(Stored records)
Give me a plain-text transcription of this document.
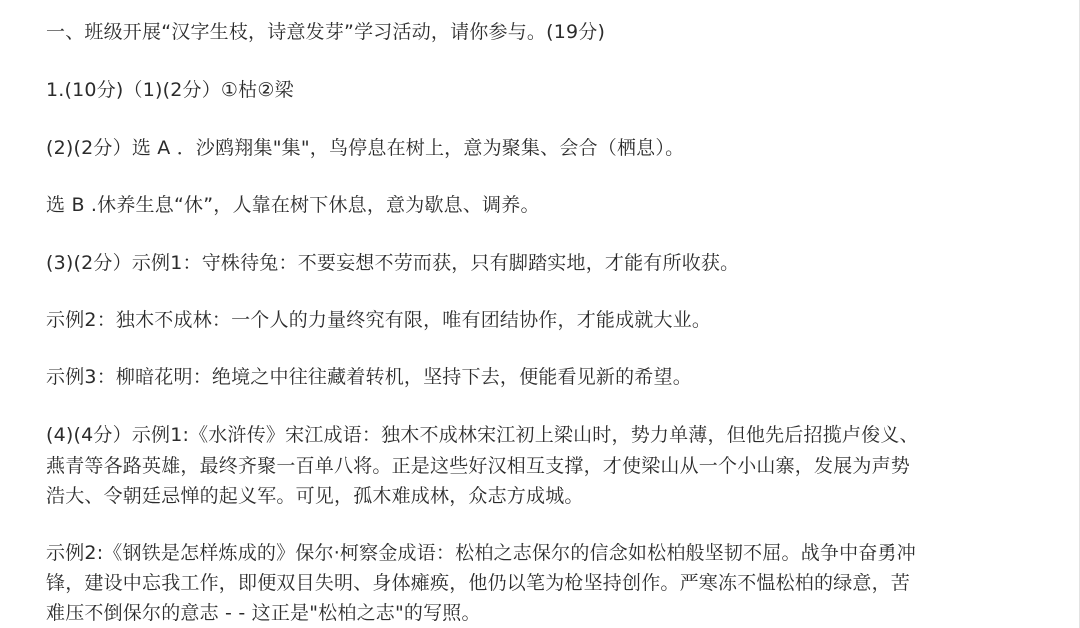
一、班级开展“汉字生枝，诗意发芽”学习活动，请你参与。(19分)
1.(10分)（1)(2分）①枯②梁
(2)(2分）选 A ．沙鸥翔集"集"，鸟停息在树上，意为聚集、会合（栖息）。
选 B .休养生息“休”，人靠在树下休息，意为歇息、调养。
(3)(2分）示例1：守株待兔：不要妄想不劳而获，只有脚踏实地，才能有所收获。
示例2：独木不成林：一个人的力量终究有限，唯有团结协作，才能成就大业。
示例3：柳暗花明：绝境之中往往藏着转机，坚持下去，便能看见新的希望。
(4)(4分）示例1:《水浒传》宋江成语：独木不成林宋江初上梁山时，势力单薄，但他先后招揽卢俊义、
燕青等各路英雄，最终齐聚一百单八将。正是这些好汉相互支撑，才使梁山从一个小山寨，发展为声势
浩大、令朝廷忌惮的起义军。可见，孤木难成林，众志方成城。
示例2:《钢铁是怎样炼成的》保尔·柯察金成语：松柏之志保尔的信念如松柏般坚韧不屈。战争中奋勇冲
锋，建设中忘我工作，即便双目失明、身体瘫痪，他仍以笔为枪坚持创作。严寒冻不愠松柏的绿意，苦
难压不倒保尔的意志 - - 这正是"松柏之志"的写照。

**Aim**:
Copy out the whole listing exactly, and don't carry over any pictures.

**Full output**:
Give me a plain-text transcription of this document.
一、班级开展“汉字生枝，诗意发芽”学习活动，请你参与。(19分)
1.(10分)（1)(2分）①枯②梁
(2)(2分）选 A ．沙鸥翔集"集"，鸟停息在树上，意为聚集、会合（栖息）。
选 B .休养生息“休”，人靠在树下休息，意为歇息、调养。
(3)(2分）示例1：守株待兔：不要妄想不劳而获，只有脚踏实地，才能有所收获。
示例2：独木不成林：一个人的力量终究有限，唯有团结协作，才能成就大业。
示例3：柳暗花明：绝境之中往往藏着转机，坚持下去，便能看见新的希望。
(4)(4分）示例1:《水浒传》宋江成语：独木不成林宋江初上梁山时，势力单薄，但他先后招揽卢俊义、
燕青等各路英雄，最终齐聚一百单八将。正是这些好汉相互支撑，才使梁山从一个小山寨，发展为声势
浩大、令朝廷忌惮的起义军。可见，孤木难成林，众志方成城。
示例2:《钢铁是怎样炼成的》保尔·柯察金成语：松柏之志保尔的信念如松柏般坚韧不屈。战争中奋勇冲
锋，建设中忘我工作，即便双目失明、身体瘫痪，他仍以笔为枪坚持创作。严寒冻不愠松柏的绿意，苦
难压不倒保尔的意志 - - 这正是"松柏之志"的写照。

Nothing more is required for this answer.